++++ Data for the task ++++

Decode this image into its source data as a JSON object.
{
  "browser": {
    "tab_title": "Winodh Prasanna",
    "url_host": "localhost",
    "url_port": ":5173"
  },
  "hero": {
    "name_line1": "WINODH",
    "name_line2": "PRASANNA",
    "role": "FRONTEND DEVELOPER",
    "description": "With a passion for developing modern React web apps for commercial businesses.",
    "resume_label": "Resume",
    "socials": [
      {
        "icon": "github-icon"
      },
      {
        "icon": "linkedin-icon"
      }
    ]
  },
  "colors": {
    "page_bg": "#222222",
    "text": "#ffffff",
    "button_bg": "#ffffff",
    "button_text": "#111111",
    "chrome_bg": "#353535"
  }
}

++++

#### Task details
Extract, word for word, each line of the listing above.

#### Task result
Decode this image into its source data as a JSON object.
{
  "browser": {
    "tab_title": "Winodh Prasanna",
    "url_host": "localhost",
    "url_port": ":5173"
  },
  "hero": {
    "name_line1": "WINODH",
    "name_line2": "PRASANNA",
    "role": "FRONTEND DEVELOPER",
    "description": "With a passion for developing modern React web apps for commercial businesses.",
    "resume_label": "Resume",
    "socials": [
      {
        "icon": "github-icon"
      },
      {
        "icon": "linkedin-icon"
      }
    ]
  },
  "colors": {
    "page_bg": "#222222",
    "text": "#ffffff",
    "button_bg": "#ffffff",
    "button_text": "#111111",
    "chrome_bg": "#353535"
  }
}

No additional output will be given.